Categories
general

Anchorage

Hello from Anchorage, Alaska. I just got here last night, and my first impression is that is is really weird up here. Like Omega Man weird.

So, the trip up was fairly unremarkable. Quick flight up to Seattle, and that was unusual in that I haven’t been back to Jet City since I left in 1999. SeaTac isn’t really Seattle, and I did not recognize the inside of the airport at all. It looks like it has 100% changed, probably because Amazon is hurtling so many people through there  per day. I also never flew Alaska before, so maybe it’s a different area than I remember. I also didn’t get to leave the airport. There was just a hint of nostalgia that made me want to see more of Seattle, but I was in a rush to get from plane to plane, and I didn’t have a window seat, so I didn’t get to study the landscape on approach. Maybe I need to get up there on another trip.

The three-hour flight to Anchorage was a beast. I was in a middle seat, and the guys on either side of me were Wilford Brimley looking dudes who honestly should have been required to buy two seats. I was squished between them, and practically had to sit sideways. No computer, no iPad — I read for a bit (The Crying of Lot 49, not sure why I always re-read this on vacations. It’s a small book, I guess. Easy to carry) and played solitaire on my phone. For three hours.

When we landed, it took forever to get off the plane — lots of wheelchairs. But within the Ted Stevens International Airport, it was empty. It felt like an airport built to handle 100,000 passengers a day, and there were only twelve. And it was a long, long walk to baggage. I got my bags quick, then went down another long corridor — by myself, nobody there — and got to a Hertz counter, also with no line whatsoever. Got my keys, and there was no gate, no exit inspection, nothing. It was like the exterior of a small municipal airport, traffic-wise. Drive around the South Bend airport on a Tuesday afternoon, and that was Saturday night at ANC.
##########
JOB A | In the records, update the lines between the one containing "separator-dot: · <box>937 797 944 818</box>" and the one containing "comment-composer: Write a", inclusive, so that "divider" is replaced by "separator-line" and all else remains unchanged. Return only those lines.
##########
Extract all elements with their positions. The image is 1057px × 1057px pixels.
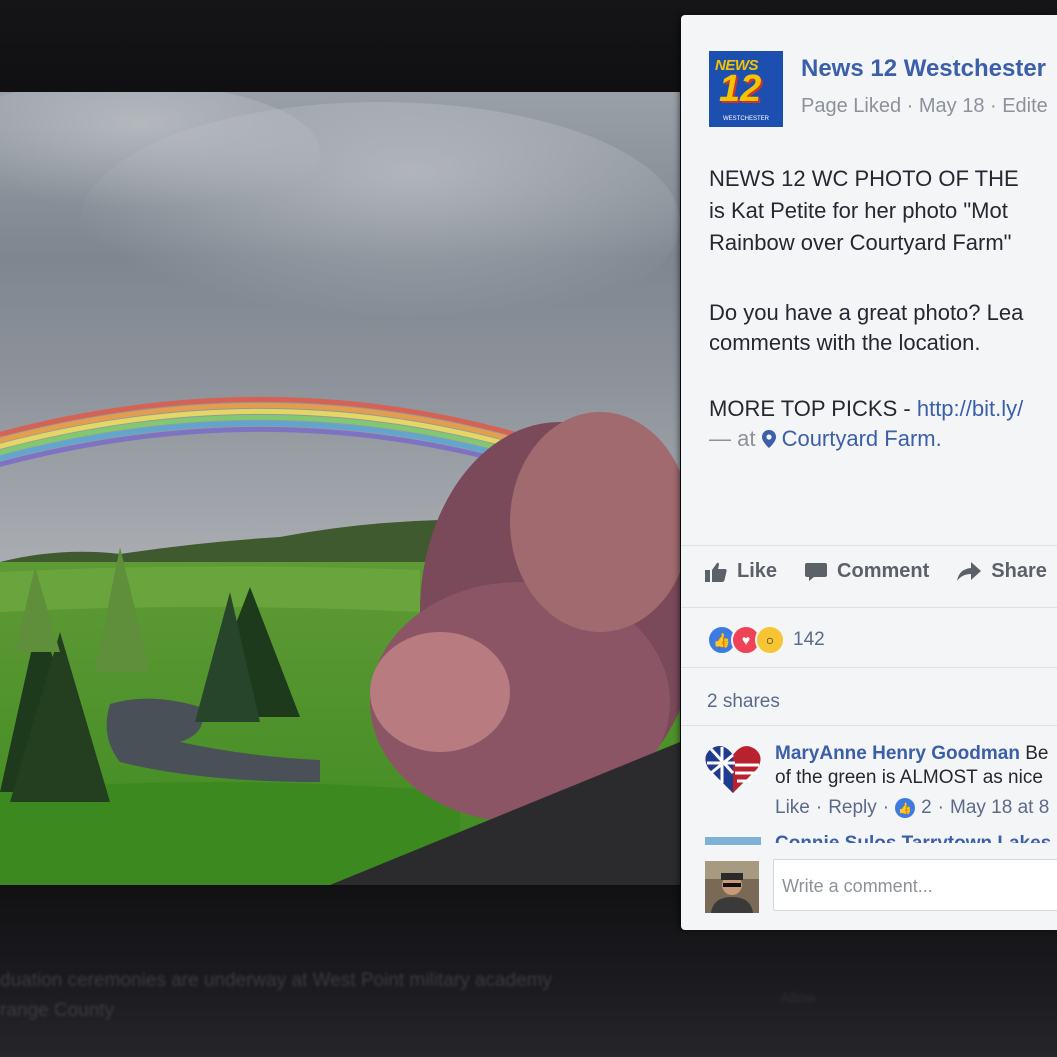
separator-dot: · <box>937 797 944 818</box>
wow-reaction-icon: ○ <box>755 625 785 655</box>
location-link[interactable]: Courtyard Farm. <box>782 426 942 451</box>
divider <box>681 607 1057 608</box>
post-text-line4: Do you have a great photo? Lea <box>709 300 1024 325</box>
reaction-summary[interactable]: 👍 ♥ ○ 142 <box>707 625 825 655</box>
map-pin-icon <box>761 430 776 448</box>
comment-item: MaryAnne Henry Goodman Be of the green i… <box>705 743 1057 823</box>
background-caption-line1: duation ceremonies are underway at West … <box>0 970 552 991</box>
divider <box>681 725 1057 726</box>
commenter-avatar[interactable] <box>705 743 761 795</box>
comment-icon <box>805 562 828 581</box>
next-commenter-avatar[interactable] <box>705 837 761 845</box>
comment-composer: Write a comment... <box>705 859 1057 915</box>
logo-number: 12 <box>719 68 762 110</box>
comment-like-link[interactable]: Like <box>775 797 810 819</box>
comment-label: Comment <box>837 560 930 582</box>
page-name-link[interactable]: News 12 Westchester <box>801 55 1046 83</box>
comment-text-start: Be <box>1019 743 1049 764</box>
post-photo[interactable] <box>0 92 680 885</box>
logo-bottom-text: WESTCHESTER <box>722 116 769 122</box>
separator-dot: · <box>815 797 823 818</box>
post-meta: Page Liked · May 18 · Edite <box>801 95 1048 117</box>
post-text-line1: NEWS 12 WC PHOTO OF THE <box>709 166 1019 191</box>
background-caption-line2: range County <box>0 1000 115 1021</box>
facebook-post-card: NEWS 12 WESTCHESTER News 12 Westchester … <box>681 15 1057 930</box>
comment-footer: Like · Reply · 👍 2 · May 18 at 8 <box>775 797 1049 819</box>
thumbs-up-icon <box>705 562 727 582</box>
top-picks-line: MORE TOP PICKS - http://bit.ly/ <box>709 393 1023 425</box>
comment-date[interactable]: May 18 at 8 <box>950 797 1049 819</box>
reaction-count: 142 <box>793 629 825 650</box>
share-arrow-icon <box>957 561 982 581</box>
top-picks-prefix: MORE TOP PICKS - <box>709 396 917 421</box>
comment-like-badge-icon: 👍 <box>895 798 916 818</box>
news12-logo[interactable]: NEWS 12 WESTCHESTER <box>709 51 783 127</box>
top-picks-link[interactable]: http://bit.ly/ <box>917 396 1023 421</box>
write-comment-input[interactable]: Write a comment... <box>773 859 1057 911</box>
divider <box>681 545 1057 546</box>
post-actions: Like Comment Share <box>705 560 1047 583</box>
comment-button[interactable]: Comment <box>805 560 929 583</box>
location-line: — at Courtyard Farm. <box>709 423 942 455</box>
post-text-line2: is Kat Petite for her photo "Mot <box>709 198 1008 223</box>
share-button[interactable]: Share <box>957 560 1047 583</box>
share-label: Share <box>991 560 1047 582</box>
like-button[interactable]: Like <box>705 560 777 583</box>
commenter-name-text: MaryAnne Henry Goodman <box>775 743 1020 764</box>
next-commenter-name[interactable]: Connie Sulos Tarrytown Lakes <box>775 833 1051 843</box>
post-header: NEWS 12 WESTCHESTER <box>709 51 783 127</box>
user-avatar <box>705 861 759 913</box>
rainbow-farm-image <box>0 92 680 885</box>
separator-dot: · <box>882 797 890 818</box>
post-text-line5: comments with the location. <box>709 330 981 355</box>
comment-reply-link[interactable]: Reply <box>828 797 877 819</box>
location-prefix: — at <box>709 426 762 451</box>
comment-text: of the green is ALMOST as nice <box>775 767 1043 788</box>
shares-count[interactable]: 2 shares <box>707 691 780 713</box>
commenter-name[interactable]: MaryAnne Henry Goodman Be <box>775 743 1048 765</box>
comment-like-count: 2 <box>921 797 932 818</box>
background-side-label: Allow <box>780 990 816 1007</box>
divider <box>681 667 1057 668</box>
like-label: Like <box>737 560 778 582</box>
post-text-line3: Rainbow over Courtyard Farm" <box>709 230 1012 255</box>
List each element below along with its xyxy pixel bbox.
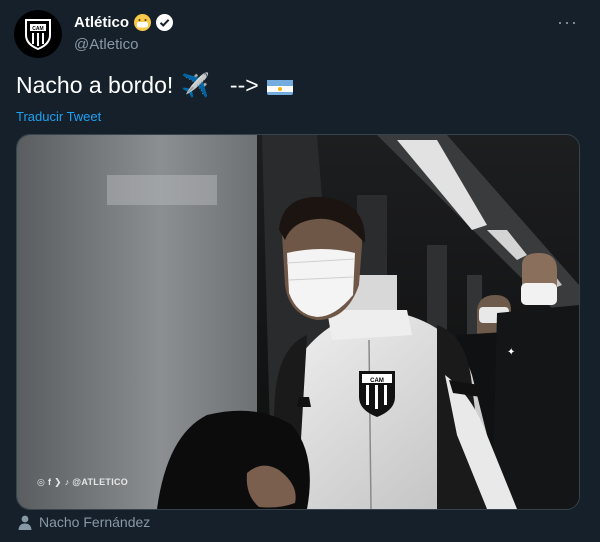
arrow-text: --> bbox=[229, 72, 259, 98]
tweet-text: Nacho a bordo! ✈️ --> bbox=[16, 72, 293, 99]
puma-logo: ✦ bbox=[507, 347, 515, 358]
airplane-emoji: ✈️ bbox=[181, 72, 210, 98]
handle[interactable]: @Atletico bbox=[74, 36, 138, 53]
tagged-user-name: Nacho Fernández bbox=[39, 514, 151, 530]
verified-badge-icon bbox=[156, 14, 174, 31]
jacket-crest-text: CAM bbox=[370, 378, 384, 384]
tagged-user[interactable]: Nacho Fernández bbox=[18, 514, 150, 530]
more-icon[interactable]: ··· bbox=[557, 12, 578, 33]
photo-scene: ✦ CAM bbox=[17, 135, 579, 509]
social-handles-watermark: ◎ f ❯ ♪ @ATLETICO bbox=[37, 477, 128, 488]
club-crest-icon: CAM bbox=[25, 19, 51, 50]
tweet-text-main: Nacho a bordo! bbox=[16, 72, 174, 98]
tweet: CAM Atlético @Atletico ··· Nacho a bordo… bbox=[0, 0, 600, 542]
crest-text: CAM bbox=[32, 26, 43, 32]
watermark-handle: @ATLETICO bbox=[72, 477, 129, 487]
argentina-flag-icon bbox=[266, 77, 293, 95]
face-with-mask-emoji bbox=[134, 14, 152, 31]
avatar[interactable]: CAM bbox=[14, 10, 62, 58]
display-name[interactable]: Atlético bbox=[74, 14, 129, 31]
social-icons: ◎ f ❯ ♪ bbox=[37, 477, 73, 487]
tweet-photo[interactable]: ✦ CAM ◎ f ❯ ♪ @ATLETICO bbox=[16, 134, 580, 510]
translate-tweet-link[interactable]: Traducir Tweet bbox=[16, 109, 101, 124]
person-icon bbox=[18, 515, 32, 530]
name-row: Atlético bbox=[74, 14, 174, 31]
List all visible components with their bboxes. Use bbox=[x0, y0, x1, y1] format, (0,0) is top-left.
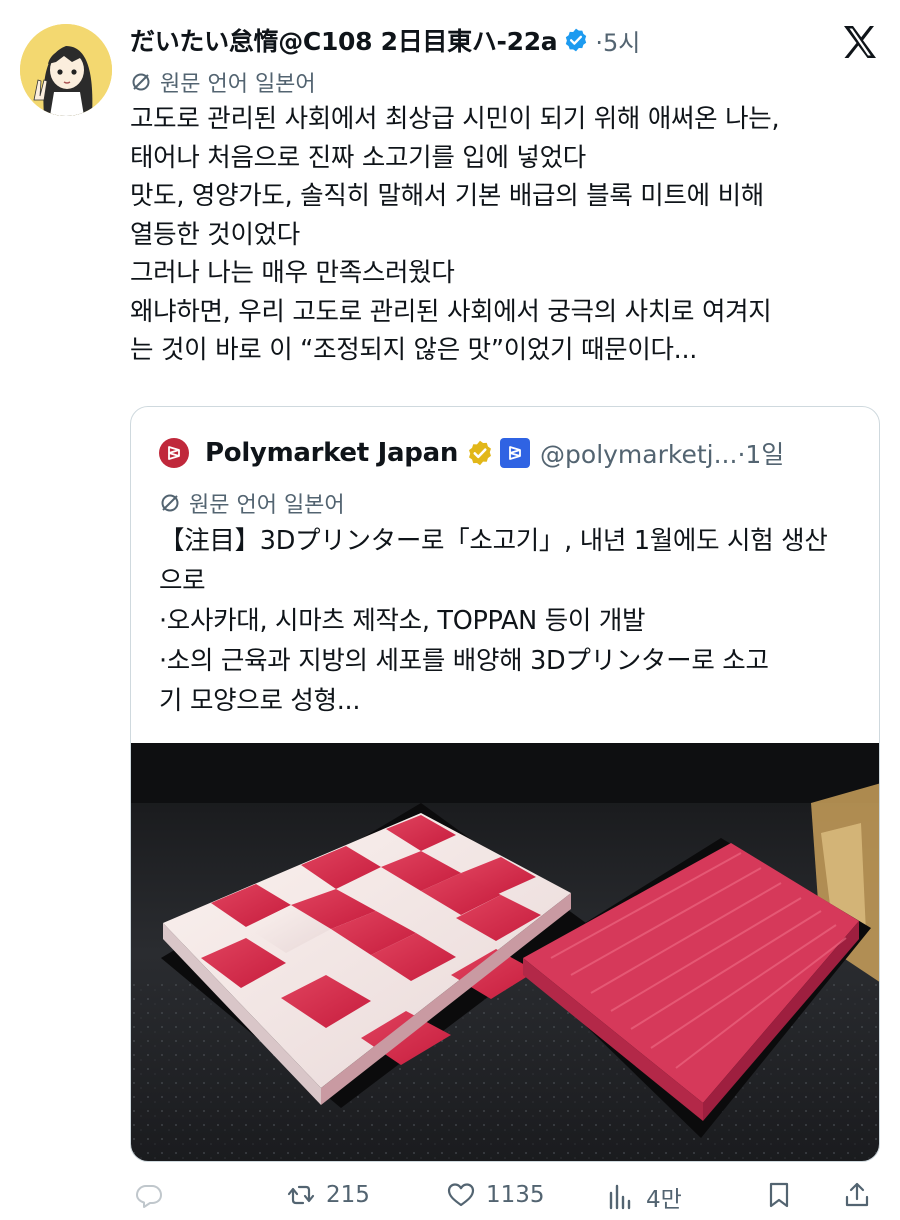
polymarket-logo-icon[interactable] bbox=[159, 438, 189, 468]
tweet-line: 고도로 관리된 사회에서 최상급 시민이 되기 위해 애써온 나는, bbox=[130, 104, 780, 134]
tweet-time-value: 5시 bbox=[603, 28, 641, 57]
quote-line: 으로 bbox=[159, 566, 206, 596]
quote-translation-notice[interactable]: 원문 언어 일본어 bbox=[159, 487, 345, 519]
bookmark-button[interactable] bbox=[764, 1180, 794, 1210]
tweet-time[interactable]: ·5시 bbox=[595, 23, 640, 58]
tweet-header: だいたい怠惰@C108 2日目東ハ-22a ·5시 bbox=[130, 20, 880, 60]
author-avatar[interactable] bbox=[20, 24, 112, 116]
tweet: だいたい怠惰@C108 2日目東ハ-22a ·5시 원문 언어 일본어 고도로 … bbox=[0, 0, 900, 1220]
tweet-text: 고도로 관리된 사회에서 최상급 시민이 되기 위해 애써온 나는, 태어나 처… bbox=[130, 100, 890, 370]
gold-verified-badge-icon bbox=[469, 440, 491, 466]
retweet-button[interactable]: 215 bbox=[286, 1180, 370, 1210]
quote-line: 【注目】3Dプリンター로「소고기」, 내년 1월에도 시험 생산 bbox=[159, 526, 828, 556]
quote-author-handle[interactable]: @polymarketj...·1일 bbox=[540, 435, 784, 471]
reply-button[interactable] bbox=[134, 1180, 164, 1210]
views-button[interactable]: 4만 bbox=[606, 1180, 682, 1214]
quote-line: 기 모양으로 성형... bbox=[159, 686, 361, 716]
verified-badge-icon bbox=[566, 28, 587, 52]
translation-label: 원문 언어 일본어 bbox=[160, 72, 316, 97]
like-count: 1135 bbox=[486, 1182, 545, 1208]
retweet-count: 215 bbox=[326, 1182, 370, 1208]
translate-icon bbox=[132, 73, 150, 91]
bookmark-icon bbox=[769, 1182, 789, 1208]
quote-time: 1일 bbox=[745, 440, 785, 469]
author-display-name[interactable]: だいたい怠惰@C108 2日目東ハ-22a bbox=[130, 22, 558, 58]
tweet-line: 그러나 나는 매우 만족스러웠다 bbox=[130, 258, 455, 288]
quote-line: ·오사카대, 시마츠 제작소, TOPPAN 등이 개발 bbox=[159, 606, 646, 636]
tweet-action-bar: 215 1135 4만 bbox=[130, 1174, 880, 1220]
avatar-illustration bbox=[20, 24, 112, 116]
quote-header: Polymarket Japan @polymarketj...·1일 bbox=[159, 435, 784, 471]
like-button[interactable]: 1135 bbox=[446, 1180, 545, 1210]
tweet-line: 맛도, 영양가도, 솔직히 말해서 기본 배급의 블록 미트에 비해 bbox=[130, 181, 764, 211]
reply-icon bbox=[136, 1185, 162, 1208]
tweet-line: 태어나 처음으로 진짜 소고기를 입에 넣었다 bbox=[130, 142, 586, 173]
translate-icon bbox=[161, 494, 179, 512]
cultured-meat-photo bbox=[131, 743, 879, 1161]
quote-text: 【注目】3Dプリンター로「소고기」, 내년 1월에도 시험 생산 으로 ·오사카… bbox=[159, 521, 869, 721]
tweet-line: 왜냐하면, 우리 고도로 관리된 사회에서 궁극의 사치로 여겨지 bbox=[130, 296, 772, 327]
views-chart-icon bbox=[609, 1184, 631, 1210]
share-icon bbox=[845, 1182, 869, 1207]
view-count: 4만 bbox=[646, 1187, 682, 1213]
retweet-icon bbox=[287, 1185, 315, 1205]
x-logo-icon[interactable] bbox=[840, 22, 880, 62]
translation-notice[interactable]: 원문 언어 일본어 bbox=[130, 66, 316, 98]
affiliate-badge-icon bbox=[500, 438, 531, 468]
quote-handle-text: @polymarketj... bbox=[540, 440, 738, 469]
tweet-line: 는 것이 바로 이 “조정되지 않은 맛”이었기 때문이다... bbox=[130, 335, 698, 365]
share-button[interactable] bbox=[842, 1180, 872, 1210]
quote-media-image[interactable] bbox=[131, 743, 879, 1161]
heart-icon bbox=[447, 1183, 475, 1207]
quoted-tweet[interactable]: Polymarket Japan @polymarketj...·1일 원문 언… bbox=[130, 406, 880, 1162]
quote-translation-label: 원문 언어 일본어 bbox=[189, 493, 345, 518]
quote-line: ·소의 근육과 지방의 세포를 배양해 3Dプリンター로 소고 bbox=[159, 646, 769, 676]
quote-author-name[interactable]: Polymarket Japan bbox=[205, 438, 458, 468]
tweet-line: 열등한 것이었다 bbox=[130, 219, 300, 250]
##########
JOB B | Transcribe verbatim the portion of the Anchorage travel post between "The three-hour flight" and "For three hours.", inclusive.

FINISHED ANSWER A |
separator-dot: · <box>937 797 944 818</box>
wow-reaction-icon: ○ <box>755 625 785 655</box>
location-link[interactable]: Courtyard Farm. <box>782 426 942 451</box>
separator-line <box>681 607 1057 608</box>
post-text-line4: Do you have a great photo? Lea <box>709 300 1024 325</box>
reaction-summary[interactable]: 👍 ♥ ○ 142 <box>707 625 825 655</box>
map-pin-icon <box>761 430 776 448</box>
comment-item: MaryAnne Henry Goodman Be of the green i… <box>705 743 1057 823</box>
background-caption-line1: duation ceremonies are underway at West … <box>0 970 552 991</box>
separator-line <box>681 725 1057 726</box>
commenter-avatar[interactable] <box>705 743 761 795</box>
comment-icon <box>805 562 828 581</box>
next-commenter-avatar[interactable] <box>705 837 761 845</box>
comment-composer: Write a comment... <box>705 859 1057 915</box>

FINISHED ANSWER B |
The three-hour flight to Anchorage was a beast. I was in a middle seat, and the guys on either side of me were Wilford Brimley looking dudes who honestly should have been required to buy two seats. I was squished between them, and practically had to sit sideways. No computer, no iPad — I read for a bit (The Crying of Lot 49, not sure why I always re-read this on vacations. It’s a small book, I guess. Easy to carry) and played solitaire on my phone. For three hours.